(Extracted data entries)
____

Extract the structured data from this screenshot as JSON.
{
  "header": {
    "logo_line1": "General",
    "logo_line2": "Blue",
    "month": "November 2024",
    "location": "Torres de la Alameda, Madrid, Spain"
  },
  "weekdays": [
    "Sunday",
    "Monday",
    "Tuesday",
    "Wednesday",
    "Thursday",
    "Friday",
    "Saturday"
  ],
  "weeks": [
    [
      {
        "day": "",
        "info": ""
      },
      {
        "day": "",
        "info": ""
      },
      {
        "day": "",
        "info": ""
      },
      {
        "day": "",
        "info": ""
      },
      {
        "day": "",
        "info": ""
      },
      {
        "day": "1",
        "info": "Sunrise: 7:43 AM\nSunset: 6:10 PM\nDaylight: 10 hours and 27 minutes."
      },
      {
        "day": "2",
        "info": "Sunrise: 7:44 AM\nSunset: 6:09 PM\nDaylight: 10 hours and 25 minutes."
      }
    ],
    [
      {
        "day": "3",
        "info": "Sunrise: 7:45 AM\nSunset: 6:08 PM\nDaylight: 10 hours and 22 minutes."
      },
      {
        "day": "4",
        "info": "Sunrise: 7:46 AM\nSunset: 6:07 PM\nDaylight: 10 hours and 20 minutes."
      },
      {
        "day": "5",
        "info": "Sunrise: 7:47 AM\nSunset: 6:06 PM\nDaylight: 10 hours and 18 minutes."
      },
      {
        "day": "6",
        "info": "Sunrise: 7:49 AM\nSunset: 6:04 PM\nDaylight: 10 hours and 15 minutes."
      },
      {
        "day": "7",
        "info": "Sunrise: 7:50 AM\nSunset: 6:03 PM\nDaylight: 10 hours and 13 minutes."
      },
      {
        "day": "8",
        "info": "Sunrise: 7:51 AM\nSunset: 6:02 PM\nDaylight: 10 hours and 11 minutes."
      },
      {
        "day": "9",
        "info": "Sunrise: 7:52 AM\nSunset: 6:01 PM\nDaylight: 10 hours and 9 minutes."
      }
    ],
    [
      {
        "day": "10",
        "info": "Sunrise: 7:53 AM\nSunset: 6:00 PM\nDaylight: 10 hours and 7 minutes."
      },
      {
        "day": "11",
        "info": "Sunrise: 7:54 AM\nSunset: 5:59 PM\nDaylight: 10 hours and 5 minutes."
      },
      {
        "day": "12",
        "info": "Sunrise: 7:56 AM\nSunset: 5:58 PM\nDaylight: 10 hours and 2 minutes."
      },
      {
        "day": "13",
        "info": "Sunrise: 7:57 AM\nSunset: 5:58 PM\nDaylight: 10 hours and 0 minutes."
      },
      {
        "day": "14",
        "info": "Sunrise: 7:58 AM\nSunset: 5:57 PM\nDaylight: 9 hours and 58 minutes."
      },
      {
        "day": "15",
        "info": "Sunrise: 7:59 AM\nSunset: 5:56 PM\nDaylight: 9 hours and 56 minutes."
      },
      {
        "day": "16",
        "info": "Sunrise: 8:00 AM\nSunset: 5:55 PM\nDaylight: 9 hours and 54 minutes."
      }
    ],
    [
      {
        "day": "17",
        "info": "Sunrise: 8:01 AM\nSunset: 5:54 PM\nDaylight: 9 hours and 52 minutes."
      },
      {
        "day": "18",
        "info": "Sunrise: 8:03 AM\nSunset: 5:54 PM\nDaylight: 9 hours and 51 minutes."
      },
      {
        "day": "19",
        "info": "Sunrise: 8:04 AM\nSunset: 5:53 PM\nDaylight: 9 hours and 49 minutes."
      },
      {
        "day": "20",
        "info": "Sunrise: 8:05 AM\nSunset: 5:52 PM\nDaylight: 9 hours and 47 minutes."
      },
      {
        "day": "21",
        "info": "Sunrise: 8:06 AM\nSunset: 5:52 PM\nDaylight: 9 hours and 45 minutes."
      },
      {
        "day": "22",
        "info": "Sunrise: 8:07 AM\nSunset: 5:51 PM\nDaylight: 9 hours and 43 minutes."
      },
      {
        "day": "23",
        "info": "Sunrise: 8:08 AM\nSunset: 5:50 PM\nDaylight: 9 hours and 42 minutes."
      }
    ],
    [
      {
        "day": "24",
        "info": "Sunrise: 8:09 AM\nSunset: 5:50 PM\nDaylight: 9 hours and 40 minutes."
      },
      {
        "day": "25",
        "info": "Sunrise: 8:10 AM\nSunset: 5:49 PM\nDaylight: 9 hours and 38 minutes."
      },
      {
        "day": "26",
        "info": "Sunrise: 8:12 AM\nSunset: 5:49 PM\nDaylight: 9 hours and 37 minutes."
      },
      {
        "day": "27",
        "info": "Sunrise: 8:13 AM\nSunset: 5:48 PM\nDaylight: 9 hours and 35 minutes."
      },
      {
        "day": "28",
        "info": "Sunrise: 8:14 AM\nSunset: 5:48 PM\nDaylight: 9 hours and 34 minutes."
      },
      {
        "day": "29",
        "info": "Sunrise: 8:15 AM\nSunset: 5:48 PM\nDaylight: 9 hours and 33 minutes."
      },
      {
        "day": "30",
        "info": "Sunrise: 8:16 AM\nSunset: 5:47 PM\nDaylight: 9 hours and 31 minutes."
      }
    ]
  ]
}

____

» **BRIEF**: Your task is to retype all the records above with nothing left out.

» **COMPLETE OUTPUT**:
Extract the structured data from this screenshot as JSON.
{
  "header": {
    "logo_line1": "General",
    "logo_line2": "Blue",
    "month": "November 2024",
    "location": "Torres de la Alameda, Madrid, Spain"
  },
  "weekdays": [
    "Sunday",
    "Monday",
    "Tuesday",
    "Wednesday",
    "Thursday",
    "Friday",
    "Saturday"
  ],
  "weeks": [
    [
      {
        "day": "",
        "info": ""
      },
      {
        "day": "",
        "info": ""
      },
      {
        "day": "",
        "info": ""
      },
      {
        "day": "",
        "info": ""
      },
      {
        "day": "",
        "info": ""
      },
      {
        "day": "1",
        "info": "Sunrise: 7:43 AM\nSunset: 6:10 PM\nDaylight: 10 hours and 27 minutes."
      },
      {
        "day": "2",
        "info": "Sunrise: 7:44 AM\nSunset: 6:09 PM\nDaylight: 10 hours and 25 minutes."
      }
    ],
    [
      {
        "day": "3",
        "info": "Sunrise: 7:45 AM\nSunset: 6:08 PM\nDaylight: 10 hours and 22 minutes."
      },
      {
        "day": "4",
        "info": "Sunrise: 7:46 AM\nSunset: 6:07 PM\nDaylight: 10 hours and 20 minutes."
      },
      {
        "day": "5",
        "info": "Sunrise: 7:47 AM\nSunset: 6:06 PM\nDaylight: 10 hours and 18 minutes."
      },
      {
        "day": "6",
        "info": "Sunrise: 7:49 AM\nSunset: 6:04 PM\nDaylight: 10 hours and 15 minutes."
      },
      {
        "day": "7",
        "info": "Sunrise: 7:50 AM\nSunset: 6:03 PM\nDaylight: 10 hours and 13 minutes."
      },
      {
        "day": "8",
        "info": "Sunrise: 7:51 AM\nSunset: 6:02 PM\nDaylight: 10 hours and 11 minutes."
      },
      {
        "day": "9",
        "info": "Sunrise: 7:52 AM\nSunset: 6:01 PM\nDaylight: 10 hours and 9 minutes."
      }
    ],
    [
      {
        "day": "10",
        "info": "Sunrise: 7:53 AM\nSunset: 6:00 PM\nDaylight: 10 hours and 7 minutes."
      },
      {
        "day": "11",
        "info": "Sunrise: 7:54 AM\nSunset: 5:59 PM\nDaylight: 10 hours and 5 minutes."
      },
      {
        "day": "12",
        "info": "Sunrise: 7:56 AM\nSunset: 5:58 PM\nDaylight: 10 hours and 2 minutes."
      },
      {
        "day": "13",
        "info": "Sunrise: 7:57 AM\nSunset: 5:58 PM\nDaylight: 10 hours and 0 minutes."
      },
      {
        "day": "14",
        "info": "Sunrise: 7:58 AM\nSunset: 5:57 PM\nDaylight: 9 hours and 58 minutes."
      },
      {
        "day": "15",
        "info": "Sunrise: 7:59 AM\nSunset: 5:56 PM\nDaylight: 9 hours and 56 minutes."
      },
      {
        "day": "16",
        "info": "Sunrise: 8:00 AM\nSunset: 5:55 PM\nDaylight: 9 hours and 54 minutes."
      }
    ],
    [
      {
        "day": "17",
        "info": "Sunrise: 8:01 AM\nSunset: 5:54 PM\nDaylight: 9 hours and 52 minutes."
      },
      {
        "day": "18",
        "info": "Sunrise: 8:03 AM\nSunset: 5:54 PM\nDaylight: 9 hours and 51 minutes."
      },
      {
        "day": "19",
        "info": "Sunrise: 8:04 AM\nSunset: 5:53 PM\nDaylight: 9 hours and 49 minutes."
      },
      {
        "day": "20",
        "info": "Sunrise: 8:05 AM\nSunset: 5:52 PM\nDaylight: 9 hours and 47 minutes."
      },
      {
        "day": "21",
        "info": "Sunrise: 8:06 AM\nSunset: 5:52 PM\nDaylight: 9 hours and 45 minutes."
      },
      {
        "day": "22",
        "info": "Sunrise: 8:07 AM\nSunset: 5:51 PM\nDaylight: 9 hours and 43 minutes."
      },
      {
        "day": "23",
        "info": "Sunrise: 8:08 AM\nSunset: 5:50 PM\nDaylight: 9 hours and 42 minutes."
      }
    ],
    [
      {
        "day": "24",
        "info": "Sunrise: 8:09 AM\nSunset: 5:50 PM\nDaylight: 9 hours and 40 minutes."
      },
      {
        "day": "25",
        "info": "Sunrise: 8:10 AM\nSunset: 5:49 PM\nDaylight: 9 hours and 38 minutes."
      },
      {
        "day": "26",
        "info": "Sunrise: 8:12 AM\nSunset: 5:49 PM\nDaylight: 9 hours and 37 minutes."
      },
      {
        "day": "27",
        "info": "Sunrise: 8:13 AM\nSunset: 5:48 PM\nDaylight: 9 hours and 35 minutes."
      },
      {
        "day": "28",
        "info": "Sunrise: 8:14 AM\nSunset: 5:48 PM\nDaylight: 9 hours and 34 minutes."
      },
      {
        "day": "29",
        "info": "Sunrise: 8:15 AM\nSunset: 5:48 PM\nDaylight: 9 hours and 33 minutes."
      },
      {
        "day": "30",
        "info": "Sunrise: 8:16 AM\nSunset: 5:47 PM\nDaylight: 9 hours and 31 minutes."
      }
    ]
  ]
}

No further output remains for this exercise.